══ LISTING

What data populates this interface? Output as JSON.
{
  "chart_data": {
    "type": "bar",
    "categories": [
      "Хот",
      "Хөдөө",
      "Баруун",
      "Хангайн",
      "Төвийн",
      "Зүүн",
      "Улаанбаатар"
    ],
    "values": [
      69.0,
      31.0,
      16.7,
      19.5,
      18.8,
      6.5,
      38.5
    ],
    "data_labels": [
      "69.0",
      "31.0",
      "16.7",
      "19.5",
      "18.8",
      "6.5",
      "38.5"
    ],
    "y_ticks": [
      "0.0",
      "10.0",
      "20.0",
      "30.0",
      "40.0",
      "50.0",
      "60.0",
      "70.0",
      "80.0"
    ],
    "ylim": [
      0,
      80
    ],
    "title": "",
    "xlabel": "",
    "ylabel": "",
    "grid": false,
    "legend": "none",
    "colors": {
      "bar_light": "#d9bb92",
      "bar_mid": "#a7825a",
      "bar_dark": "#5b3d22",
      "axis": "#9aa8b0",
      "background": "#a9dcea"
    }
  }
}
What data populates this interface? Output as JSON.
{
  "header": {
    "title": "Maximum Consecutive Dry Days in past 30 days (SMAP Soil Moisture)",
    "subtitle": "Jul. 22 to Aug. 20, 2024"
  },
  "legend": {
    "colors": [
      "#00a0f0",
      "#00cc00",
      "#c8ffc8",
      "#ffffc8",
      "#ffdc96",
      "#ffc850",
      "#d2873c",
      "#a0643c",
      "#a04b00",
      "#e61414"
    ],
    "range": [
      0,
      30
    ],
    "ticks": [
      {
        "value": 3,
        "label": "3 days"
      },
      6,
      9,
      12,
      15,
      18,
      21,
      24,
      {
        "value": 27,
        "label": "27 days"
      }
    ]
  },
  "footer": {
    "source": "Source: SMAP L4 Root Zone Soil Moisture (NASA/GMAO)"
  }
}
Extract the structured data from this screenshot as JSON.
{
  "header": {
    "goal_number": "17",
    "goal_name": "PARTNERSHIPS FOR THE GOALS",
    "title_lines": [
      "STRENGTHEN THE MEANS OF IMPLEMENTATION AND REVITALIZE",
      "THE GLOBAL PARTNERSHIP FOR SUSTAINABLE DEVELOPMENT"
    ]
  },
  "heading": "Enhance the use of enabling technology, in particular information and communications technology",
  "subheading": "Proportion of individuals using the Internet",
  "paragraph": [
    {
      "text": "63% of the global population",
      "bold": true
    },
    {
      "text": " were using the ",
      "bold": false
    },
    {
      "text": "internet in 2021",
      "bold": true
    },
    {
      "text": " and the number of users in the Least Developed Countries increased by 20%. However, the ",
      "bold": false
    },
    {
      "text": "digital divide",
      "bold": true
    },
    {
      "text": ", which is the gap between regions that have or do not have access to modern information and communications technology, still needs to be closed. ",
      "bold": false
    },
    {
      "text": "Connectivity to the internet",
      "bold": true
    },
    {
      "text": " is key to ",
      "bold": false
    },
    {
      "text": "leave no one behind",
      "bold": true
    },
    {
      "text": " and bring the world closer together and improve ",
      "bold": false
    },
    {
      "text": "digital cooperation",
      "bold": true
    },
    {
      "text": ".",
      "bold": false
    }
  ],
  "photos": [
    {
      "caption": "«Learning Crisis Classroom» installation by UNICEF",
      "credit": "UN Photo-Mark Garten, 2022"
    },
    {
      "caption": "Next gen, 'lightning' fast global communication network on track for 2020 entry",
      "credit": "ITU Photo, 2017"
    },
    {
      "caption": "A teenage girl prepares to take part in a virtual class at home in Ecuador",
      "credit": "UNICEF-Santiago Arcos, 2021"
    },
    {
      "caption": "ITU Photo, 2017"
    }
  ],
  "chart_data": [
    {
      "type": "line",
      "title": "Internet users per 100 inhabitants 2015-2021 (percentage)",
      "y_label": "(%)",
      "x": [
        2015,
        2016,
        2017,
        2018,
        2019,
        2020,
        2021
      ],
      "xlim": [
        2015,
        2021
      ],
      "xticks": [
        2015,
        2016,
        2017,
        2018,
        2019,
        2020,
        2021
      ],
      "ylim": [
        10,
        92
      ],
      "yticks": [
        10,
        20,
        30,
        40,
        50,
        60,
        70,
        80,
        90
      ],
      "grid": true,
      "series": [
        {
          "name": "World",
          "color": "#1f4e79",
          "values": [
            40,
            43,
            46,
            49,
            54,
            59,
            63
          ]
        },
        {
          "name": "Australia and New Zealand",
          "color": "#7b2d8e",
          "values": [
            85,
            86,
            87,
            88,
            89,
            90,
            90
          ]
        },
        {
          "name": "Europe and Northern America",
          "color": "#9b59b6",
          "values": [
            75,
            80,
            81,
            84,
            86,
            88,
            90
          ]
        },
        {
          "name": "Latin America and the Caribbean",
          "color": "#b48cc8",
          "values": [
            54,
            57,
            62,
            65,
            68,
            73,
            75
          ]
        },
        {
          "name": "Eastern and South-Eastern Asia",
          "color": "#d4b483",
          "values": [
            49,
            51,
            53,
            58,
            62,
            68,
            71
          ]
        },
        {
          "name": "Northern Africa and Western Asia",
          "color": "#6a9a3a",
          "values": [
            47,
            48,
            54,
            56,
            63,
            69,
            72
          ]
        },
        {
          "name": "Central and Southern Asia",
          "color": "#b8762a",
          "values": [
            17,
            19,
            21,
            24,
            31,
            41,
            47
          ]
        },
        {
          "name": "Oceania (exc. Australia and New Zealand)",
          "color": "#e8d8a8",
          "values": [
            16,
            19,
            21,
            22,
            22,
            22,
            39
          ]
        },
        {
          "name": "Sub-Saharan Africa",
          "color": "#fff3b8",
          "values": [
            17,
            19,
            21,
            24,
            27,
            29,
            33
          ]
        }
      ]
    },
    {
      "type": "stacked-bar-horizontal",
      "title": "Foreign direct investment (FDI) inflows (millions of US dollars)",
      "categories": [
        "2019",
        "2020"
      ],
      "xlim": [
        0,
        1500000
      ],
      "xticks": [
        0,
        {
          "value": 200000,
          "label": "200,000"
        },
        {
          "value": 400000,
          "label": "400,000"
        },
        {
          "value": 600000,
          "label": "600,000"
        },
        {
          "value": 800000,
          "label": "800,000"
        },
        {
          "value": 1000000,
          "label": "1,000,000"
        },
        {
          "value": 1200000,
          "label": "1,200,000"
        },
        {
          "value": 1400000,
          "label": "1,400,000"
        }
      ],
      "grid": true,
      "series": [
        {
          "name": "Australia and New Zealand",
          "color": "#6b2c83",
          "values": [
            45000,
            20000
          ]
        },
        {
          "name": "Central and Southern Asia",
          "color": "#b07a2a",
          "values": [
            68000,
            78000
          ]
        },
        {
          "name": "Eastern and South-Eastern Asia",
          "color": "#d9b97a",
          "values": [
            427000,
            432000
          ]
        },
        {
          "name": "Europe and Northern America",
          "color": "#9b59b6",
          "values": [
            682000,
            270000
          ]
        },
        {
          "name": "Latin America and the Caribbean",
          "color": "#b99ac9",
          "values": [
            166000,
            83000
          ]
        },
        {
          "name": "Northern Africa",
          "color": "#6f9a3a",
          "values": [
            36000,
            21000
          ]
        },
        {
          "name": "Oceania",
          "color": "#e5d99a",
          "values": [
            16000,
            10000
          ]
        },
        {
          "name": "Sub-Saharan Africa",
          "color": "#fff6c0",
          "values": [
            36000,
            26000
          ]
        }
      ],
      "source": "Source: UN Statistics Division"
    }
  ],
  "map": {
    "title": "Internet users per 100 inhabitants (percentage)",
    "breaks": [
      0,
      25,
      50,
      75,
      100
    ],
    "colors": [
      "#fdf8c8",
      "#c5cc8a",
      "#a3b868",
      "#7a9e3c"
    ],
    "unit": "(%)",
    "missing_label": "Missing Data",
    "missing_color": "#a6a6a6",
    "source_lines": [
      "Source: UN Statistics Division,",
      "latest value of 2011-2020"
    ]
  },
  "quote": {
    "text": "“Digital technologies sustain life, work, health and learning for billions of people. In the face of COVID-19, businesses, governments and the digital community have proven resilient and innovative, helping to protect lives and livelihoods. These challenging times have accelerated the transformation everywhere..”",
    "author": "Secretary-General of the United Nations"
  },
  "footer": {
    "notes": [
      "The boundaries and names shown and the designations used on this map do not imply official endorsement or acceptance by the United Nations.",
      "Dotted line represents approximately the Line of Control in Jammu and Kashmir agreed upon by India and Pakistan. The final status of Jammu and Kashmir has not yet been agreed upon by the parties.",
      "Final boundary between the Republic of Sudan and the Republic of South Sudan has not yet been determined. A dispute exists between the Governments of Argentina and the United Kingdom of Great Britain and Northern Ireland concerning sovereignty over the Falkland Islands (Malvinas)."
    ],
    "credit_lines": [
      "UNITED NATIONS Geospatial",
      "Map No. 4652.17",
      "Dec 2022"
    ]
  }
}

════

[YOUR GOAL] Lines that hold "inhabitants" are the ones to copy; find all of them.

[RESULT FOR THIS TASK]
      "title": "Internet users per 100 inhabitants 2015-2021 (percentage)",
    "title": "Internet users per 100 inhabitants (percentage)",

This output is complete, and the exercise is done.